- AVAILABLE RECORDS -
____
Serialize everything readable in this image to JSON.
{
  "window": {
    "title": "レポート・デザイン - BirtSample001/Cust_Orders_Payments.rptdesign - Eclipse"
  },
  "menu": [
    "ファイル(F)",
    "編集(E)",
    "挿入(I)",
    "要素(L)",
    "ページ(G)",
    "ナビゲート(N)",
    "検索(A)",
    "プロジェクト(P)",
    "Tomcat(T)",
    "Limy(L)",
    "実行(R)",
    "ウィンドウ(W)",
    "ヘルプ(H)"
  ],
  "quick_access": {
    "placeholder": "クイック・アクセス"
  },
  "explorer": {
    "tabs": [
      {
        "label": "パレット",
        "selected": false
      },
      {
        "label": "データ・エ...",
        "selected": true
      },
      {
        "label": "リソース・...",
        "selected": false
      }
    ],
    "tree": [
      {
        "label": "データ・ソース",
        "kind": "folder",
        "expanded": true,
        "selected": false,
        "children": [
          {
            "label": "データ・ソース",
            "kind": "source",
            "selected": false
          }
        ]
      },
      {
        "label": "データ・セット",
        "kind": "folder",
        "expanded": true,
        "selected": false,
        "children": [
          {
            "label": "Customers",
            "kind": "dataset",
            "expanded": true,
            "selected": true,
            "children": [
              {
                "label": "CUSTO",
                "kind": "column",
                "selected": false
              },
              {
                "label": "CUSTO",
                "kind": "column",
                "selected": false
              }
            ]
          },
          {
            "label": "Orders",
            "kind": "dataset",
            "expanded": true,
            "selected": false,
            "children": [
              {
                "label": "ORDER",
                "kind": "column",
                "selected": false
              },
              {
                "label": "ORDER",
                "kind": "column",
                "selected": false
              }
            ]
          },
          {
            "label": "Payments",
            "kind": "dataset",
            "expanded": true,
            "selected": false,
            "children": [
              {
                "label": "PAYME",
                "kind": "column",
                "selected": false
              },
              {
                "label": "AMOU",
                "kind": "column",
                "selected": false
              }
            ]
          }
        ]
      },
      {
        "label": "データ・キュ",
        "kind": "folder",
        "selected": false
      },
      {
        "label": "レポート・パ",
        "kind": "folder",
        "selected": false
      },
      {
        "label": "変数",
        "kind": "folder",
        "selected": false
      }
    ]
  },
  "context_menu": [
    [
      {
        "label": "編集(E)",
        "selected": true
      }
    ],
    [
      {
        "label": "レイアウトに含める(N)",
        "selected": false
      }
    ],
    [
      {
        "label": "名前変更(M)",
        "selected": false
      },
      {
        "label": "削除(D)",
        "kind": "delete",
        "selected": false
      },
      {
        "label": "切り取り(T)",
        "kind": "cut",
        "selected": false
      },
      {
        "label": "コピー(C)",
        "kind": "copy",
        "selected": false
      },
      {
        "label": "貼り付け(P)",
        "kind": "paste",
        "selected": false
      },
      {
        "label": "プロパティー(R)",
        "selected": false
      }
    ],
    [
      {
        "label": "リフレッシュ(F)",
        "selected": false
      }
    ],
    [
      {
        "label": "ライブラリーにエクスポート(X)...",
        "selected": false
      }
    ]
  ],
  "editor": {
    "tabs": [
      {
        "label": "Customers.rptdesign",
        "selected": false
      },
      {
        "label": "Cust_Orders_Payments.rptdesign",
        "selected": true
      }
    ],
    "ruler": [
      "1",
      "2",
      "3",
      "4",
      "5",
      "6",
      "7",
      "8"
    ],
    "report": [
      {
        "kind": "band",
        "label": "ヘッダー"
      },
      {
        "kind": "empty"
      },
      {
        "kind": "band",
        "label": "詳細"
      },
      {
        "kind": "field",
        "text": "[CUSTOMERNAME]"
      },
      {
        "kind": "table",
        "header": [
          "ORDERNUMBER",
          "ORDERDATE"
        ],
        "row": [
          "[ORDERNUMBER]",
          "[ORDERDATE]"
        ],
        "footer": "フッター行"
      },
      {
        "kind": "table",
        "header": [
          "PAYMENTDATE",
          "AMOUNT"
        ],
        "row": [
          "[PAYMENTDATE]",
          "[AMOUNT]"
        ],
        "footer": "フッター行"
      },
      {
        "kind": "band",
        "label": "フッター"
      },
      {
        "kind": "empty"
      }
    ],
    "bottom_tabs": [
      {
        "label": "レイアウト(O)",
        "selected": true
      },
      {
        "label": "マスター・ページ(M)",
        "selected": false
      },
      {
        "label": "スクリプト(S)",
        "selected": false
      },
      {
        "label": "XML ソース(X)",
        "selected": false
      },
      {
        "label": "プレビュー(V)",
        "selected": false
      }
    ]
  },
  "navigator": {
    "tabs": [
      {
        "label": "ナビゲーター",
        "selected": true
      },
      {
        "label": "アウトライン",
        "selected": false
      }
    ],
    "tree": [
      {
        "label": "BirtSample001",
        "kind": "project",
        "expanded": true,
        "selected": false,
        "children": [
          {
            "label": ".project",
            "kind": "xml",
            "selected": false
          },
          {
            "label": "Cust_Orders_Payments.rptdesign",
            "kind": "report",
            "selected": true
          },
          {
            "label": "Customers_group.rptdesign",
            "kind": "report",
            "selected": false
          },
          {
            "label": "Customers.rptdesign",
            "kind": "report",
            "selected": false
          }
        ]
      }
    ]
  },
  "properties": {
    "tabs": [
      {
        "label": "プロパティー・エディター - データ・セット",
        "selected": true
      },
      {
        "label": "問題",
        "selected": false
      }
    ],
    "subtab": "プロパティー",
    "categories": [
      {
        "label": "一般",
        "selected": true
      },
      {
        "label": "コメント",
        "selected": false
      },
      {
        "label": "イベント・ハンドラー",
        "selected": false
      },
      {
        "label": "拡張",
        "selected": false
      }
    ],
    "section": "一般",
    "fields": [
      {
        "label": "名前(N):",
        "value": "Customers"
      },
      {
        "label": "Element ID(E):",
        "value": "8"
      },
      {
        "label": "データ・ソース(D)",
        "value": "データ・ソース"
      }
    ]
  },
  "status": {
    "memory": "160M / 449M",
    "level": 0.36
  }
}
____
- EXERCISE -
Write out every record shown above, word for word.

- WRITTEN SOLUTION -
Serialize everything readable in this image to JSON.
{
  "window": {
    "title": "レポート・デザイン - BirtSample001/Cust_Orders_Payments.rptdesign - Eclipse"
  },
  "menu": [
    "ファイル(F)",
    "編集(E)",
    "挿入(I)",
    "要素(L)",
    "ページ(G)",
    "ナビゲート(N)",
    "検索(A)",
    "プロジェクト(P)",
    "Tomcat(T)",
    "Limy(L)",
    "実行(R)",
    "ウィンドウ(W)",
    "ヘルプ(H)"
  ],
  "quick_access": {
    "placeholder": "クイック・アクセス"
  },
  "explorer": {
    "tabs": [
      {
        "label": "パレット",
        "selected": false
      },
      {
        "label": "データ・エ...",
        "selected": true
      },
      {
        "label": "リソース・...",
        "selected": false
      }
    ],
    "tree": [
      {
        "label": "データ・ソース",
        "kind": "folder",
        "expanded": true,
        "selected": false,
        "children": [
          {
            "label": "データ・ソース",
            "kind": "source",
            "selected": false
          }
        ]
      },
      {
        "label": "データ・セット",
        "kind": "folder",
        "expanded": true,
        "selected": false,
        "children": [
          {
            "label": "Customers",
            "kind": "dataset",
            "expanded": true,
            "selected": true,
            "children": [
              {
                "label": "CUSTO",
                "kind": "column",
                "selected": false
              },
              {
                "label": "CUSTO",
                "kind": "column",
                "selected": false
              }
            ]
          },
          {
            "label": "Orders",
            "kind": "dataset",
            "expanded": true,
            "selected": false,
            "children": [
              {
                "label": "ORDER",
                "kind": "column",
                "selected": false
              },
              {
                "label": "ORDER",
                "kind": "column",
                "selected": false
              }
            ]
          },
          {
            "label": "Payments",
            "kind": "dataset",
            "expanded": true,
            "selected": false,
            "children": [
              {
                "label": "PAYME",
                "kind": "column",
                "selected": false
              },
              {
                "label": "AMOU",
                "kind": "column",
                "selected": false
              }
            ]
          }
        ]
      },
      {
        "label": "データ・キュ",
        "kind": "folder",
        "selected": false
      },
      {
        "label": "レポート・パ",
        "kind": "folder",
        "selected": false
      },
      {
        "label": "変数",
        "kind": "folder",
        "selected": false
      }
    ]
  },
  "context_menu": [
    [
      {
        "label": "編集(E)",
        "selected": true
      }
    ],
    [
      {
        "label": "レイアウトに含める(N)",
        "selected": false
      }
    ],
    [
      {
        "label": "名前変更(M)",
        "selected": false
      },
      {
        "label": "削除(D)",
        "kind": "delete",
        "selected": false
      },
      {
        "label": "切り取り(T)",
        "kind": "cut",
        "selected": false
      },
      {
        "label": "コピー(C)",
        "kind": "copy",
        "selected": false
      },
      {
        "label": "貼り付け(P)",
        "kind": "paste",
        "selected": false
      },
      {
        "label": "プロパティー(R)",
        "selected": false
      }
    ],
    [
      {
        "label": "リフレッシュ(F)",
        "selected": false
      }
    ],
    [
      {
        "label": "ライブラリーにエクスポート(X)...",
        "selected": false
      }
    ]
  ],
  "editor": {
    "tabs": [
      {
        "label": "Customers.rptdesign",
        "selected": false
      },
      {
        "label": "Cust_Orders_Payments.rptdesign",
        "selected": true
      }
    ],
    "ruler": [
      "1",
      "2",
      "3",
      "4",
      "5",
      "6",
      "7",
      "8"
    ],
    "report": [
      {
        "kind": "band",
        "label": "ヘッダー"
      },
      {
        "kind": "empty"
      },
      {
        "kind": "band",
        "label": "詳細"
      },
      {
        "kind": "field",
        "text": "[CUSTOMERNAME]"
      },
      {
        "kind": "table",
        "header": [
          "ORDERNUMBER",
          "ORDERDATE"
        ],
        "row": [
          "[ORDERNUMBER]",
          "[ORDERDATE]"
        ],
        "footer": "フッター行"
      },
      {
        "kind": "table",
        "header": [
          "PAYMENTDATE",
          "AMOUNT"
        ],
        "row": [
          "[PAYMENTDATE]",
          "[AMOUNT]"
        ],
        "footer": "フッター行"
      },
      {
        "kind": "band",
        "label": "フッター"
      },
      {
        "kind": "empty"
      }
    ],
    "bottom_tabs": [
      {
        "label": "レイアウト(O)",
        "selected": true
      },
      {
        "label": "マスター・ページ(M)",
        "selected": false
      },
      {
        "label": "スクリプト(S)",
        "selected": false
      },
      {
        "label": "XML ソース(X)",
        "selected": false
      },
      {
        "label": "プレビュー(V)",
        "selected": false
      }
    ]
  },
  "navigator": {
    "tabs": [
      {
        "label": "ナビゲーター",
        "selected": true
      },
      {
        "label": "アウトライン",
        "selected": false
      }
    ],
    "tree": [
      {
        "label": "BirtSample001",
        "kind": "project",
        "expanded": true,
        "selected": false,
        "children": [
          {
            "label": ".project",
            "kind": "xml",
            "selected": false
          },
          {
            "label": "Cust_Orders_Payments.rptdesign",
            "kind": "report",
            "selected": true
          },
          {
            "label": "Customers_group.rptdesign",
            "kind": "report",
            "selected": false
          },
          {
            "label": "Customers.rptdesign",
            "kind": "report",
            "selected": false
          }
        ]
      }
    ]
  },
  "properties": {
    "tabs": [
      {
        "label": "プロパティー・エディター - データ・セット",
        "selected": true
      },
      {
        "label": "問題",
        "selected": false
      }
    ],
    "subtab": "プロパティー",
    "categories": [
      {
        "label": "一般",
        "selected": true
      },
      {
        "label": "コメント",
        "selected": false
      },
      {
        "label": "イベント・ハンドラー",
        "selected": false
      },
      {
        "label": "拡張",
        "selected": false
      }
    ],
    "section": "一般",
    "fields": [
      {
        "label": "名前(N):",
        "value": "Customers"
      },
      {
        "label": "Element ID(E):",
        "value": "8"
      },
      {
        "label": "データ・ソース(D)",
        "value": "データ・ソース"
      }
    ]
  },
  "status": {
    "memory": "160M / 449M",
    "level": 0.36
  }
}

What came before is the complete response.